(Data items)
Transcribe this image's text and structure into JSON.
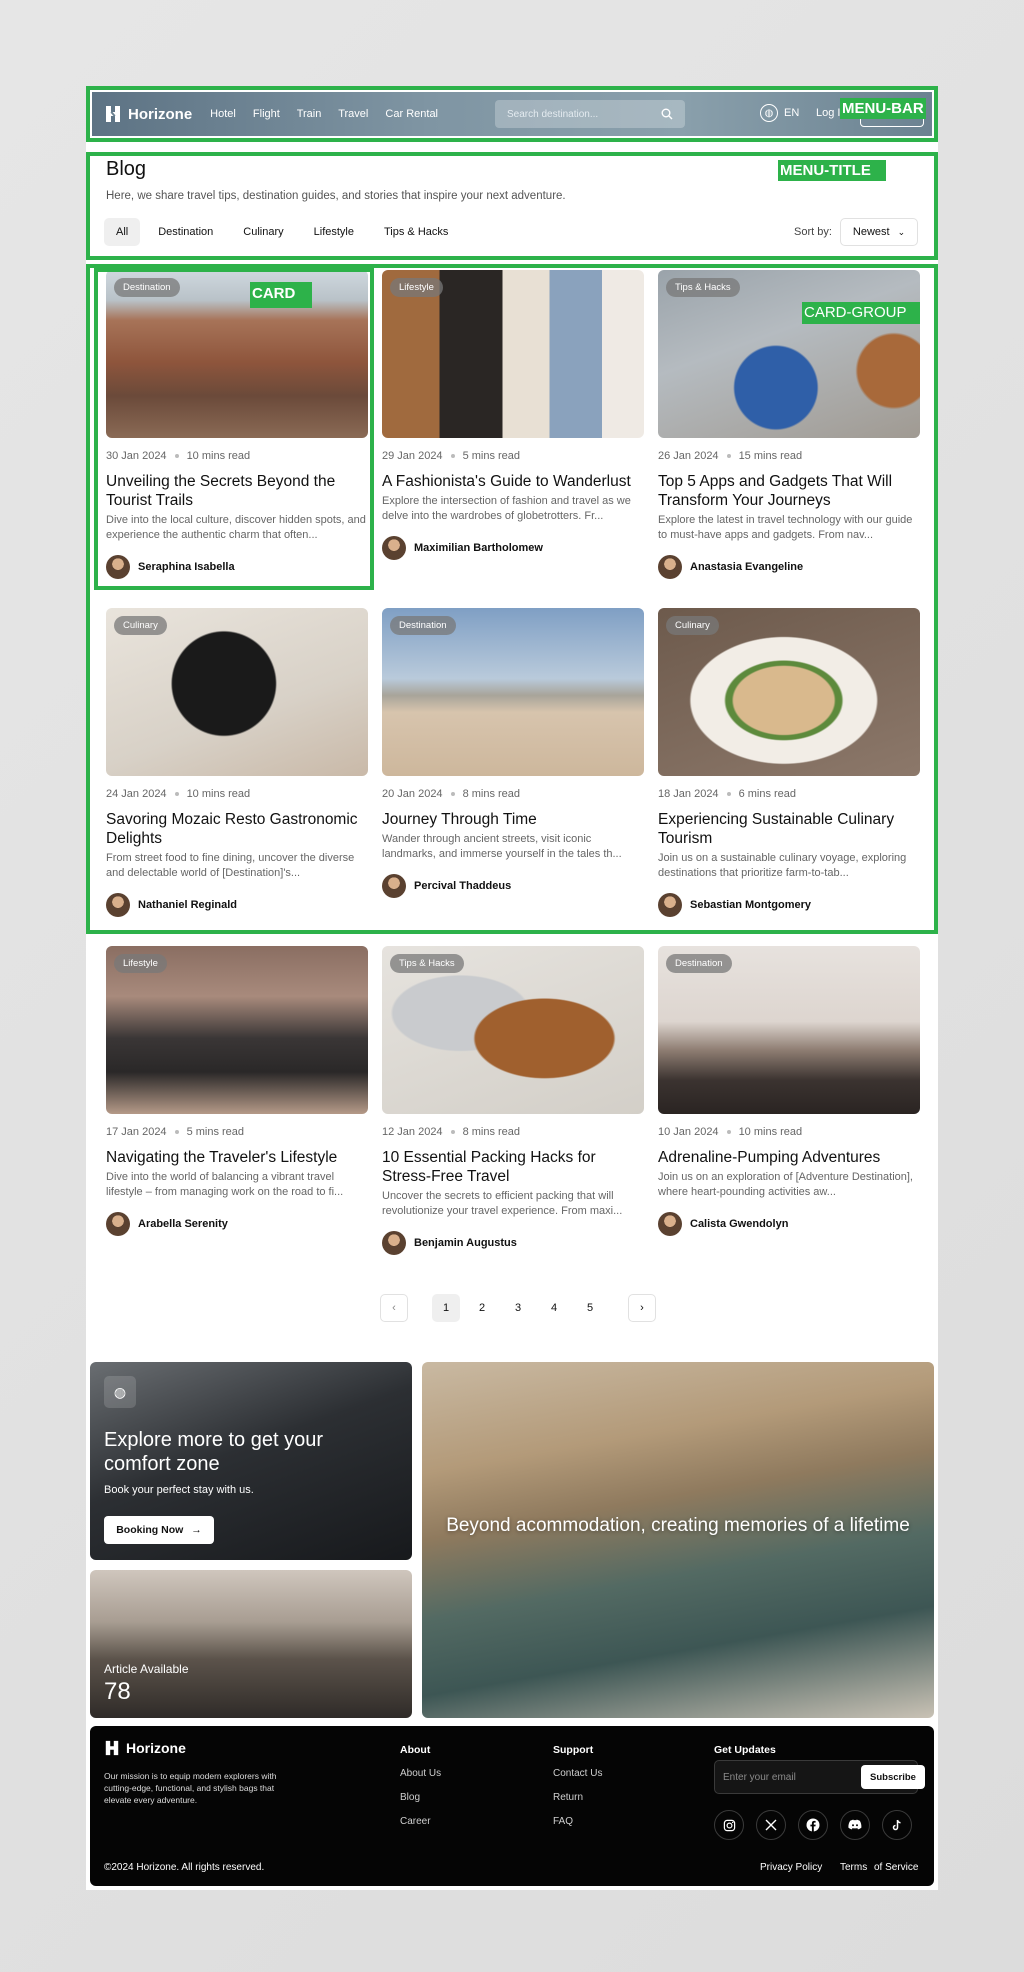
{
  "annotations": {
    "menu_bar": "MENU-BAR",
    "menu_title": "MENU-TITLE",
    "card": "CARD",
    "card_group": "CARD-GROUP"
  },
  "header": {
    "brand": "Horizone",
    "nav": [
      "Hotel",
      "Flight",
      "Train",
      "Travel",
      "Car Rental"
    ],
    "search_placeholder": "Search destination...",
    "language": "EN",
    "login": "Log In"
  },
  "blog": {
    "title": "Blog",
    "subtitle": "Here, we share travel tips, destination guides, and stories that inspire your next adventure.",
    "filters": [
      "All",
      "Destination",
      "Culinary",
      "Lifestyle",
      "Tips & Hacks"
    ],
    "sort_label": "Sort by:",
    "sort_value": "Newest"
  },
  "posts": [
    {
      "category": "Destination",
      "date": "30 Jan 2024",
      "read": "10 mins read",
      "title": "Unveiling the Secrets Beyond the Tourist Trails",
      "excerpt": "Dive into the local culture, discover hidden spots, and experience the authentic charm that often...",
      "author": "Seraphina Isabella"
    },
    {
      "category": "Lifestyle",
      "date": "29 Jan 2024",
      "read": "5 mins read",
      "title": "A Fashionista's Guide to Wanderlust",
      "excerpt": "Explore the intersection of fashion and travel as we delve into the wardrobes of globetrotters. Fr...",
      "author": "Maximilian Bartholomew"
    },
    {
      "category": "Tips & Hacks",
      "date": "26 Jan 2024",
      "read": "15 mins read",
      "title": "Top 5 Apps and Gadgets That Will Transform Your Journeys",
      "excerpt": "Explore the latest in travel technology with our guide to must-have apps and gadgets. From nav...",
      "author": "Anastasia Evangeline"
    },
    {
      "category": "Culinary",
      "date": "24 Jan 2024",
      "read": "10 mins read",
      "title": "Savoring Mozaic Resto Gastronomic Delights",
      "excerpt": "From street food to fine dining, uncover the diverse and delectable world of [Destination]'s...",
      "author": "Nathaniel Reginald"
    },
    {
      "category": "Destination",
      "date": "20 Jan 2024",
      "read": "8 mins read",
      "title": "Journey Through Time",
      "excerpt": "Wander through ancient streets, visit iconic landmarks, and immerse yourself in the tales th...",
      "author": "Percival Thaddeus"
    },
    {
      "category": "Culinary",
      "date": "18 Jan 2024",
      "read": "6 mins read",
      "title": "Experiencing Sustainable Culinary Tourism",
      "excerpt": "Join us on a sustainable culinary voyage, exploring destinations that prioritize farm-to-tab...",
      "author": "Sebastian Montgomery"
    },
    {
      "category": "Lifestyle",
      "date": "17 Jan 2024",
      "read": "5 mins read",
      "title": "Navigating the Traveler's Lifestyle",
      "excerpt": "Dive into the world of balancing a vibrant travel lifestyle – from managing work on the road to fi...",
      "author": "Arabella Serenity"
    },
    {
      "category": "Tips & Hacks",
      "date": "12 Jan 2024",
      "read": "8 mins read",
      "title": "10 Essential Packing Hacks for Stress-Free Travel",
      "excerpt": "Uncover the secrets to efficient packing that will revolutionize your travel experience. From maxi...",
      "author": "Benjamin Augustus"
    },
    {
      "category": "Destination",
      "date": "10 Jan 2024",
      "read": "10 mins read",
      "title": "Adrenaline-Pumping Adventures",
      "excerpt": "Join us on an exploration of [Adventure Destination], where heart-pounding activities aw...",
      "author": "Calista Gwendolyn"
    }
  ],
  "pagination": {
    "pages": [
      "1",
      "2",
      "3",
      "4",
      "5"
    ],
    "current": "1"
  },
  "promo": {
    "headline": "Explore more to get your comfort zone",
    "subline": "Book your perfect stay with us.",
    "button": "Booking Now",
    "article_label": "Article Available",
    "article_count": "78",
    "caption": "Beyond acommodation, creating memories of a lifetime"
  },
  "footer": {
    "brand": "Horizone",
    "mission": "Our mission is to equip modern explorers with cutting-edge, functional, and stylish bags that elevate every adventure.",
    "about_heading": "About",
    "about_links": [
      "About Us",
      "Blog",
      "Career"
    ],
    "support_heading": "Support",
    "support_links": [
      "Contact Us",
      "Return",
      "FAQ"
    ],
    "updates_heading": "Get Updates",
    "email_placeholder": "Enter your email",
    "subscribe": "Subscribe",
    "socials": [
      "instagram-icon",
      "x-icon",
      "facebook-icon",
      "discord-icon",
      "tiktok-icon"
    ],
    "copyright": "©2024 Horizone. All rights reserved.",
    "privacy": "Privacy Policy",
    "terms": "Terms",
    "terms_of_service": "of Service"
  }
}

To be done: From the records above, pull out every line containing the word "into".

Result below:
Transcribe this image's text and structure into JSON.
      "excerpt": "Dive into the local culture, discover hidden spots, and experience the authentic charm that often...",
      "excerpt": "Explore the intersection of fashion and travel as we delve into the wardrobes of globetrotters. Fr...",
      "excerpt": "Dive into the world of balancing a vibrant travel lifestyle – from managing work on the road to fi...",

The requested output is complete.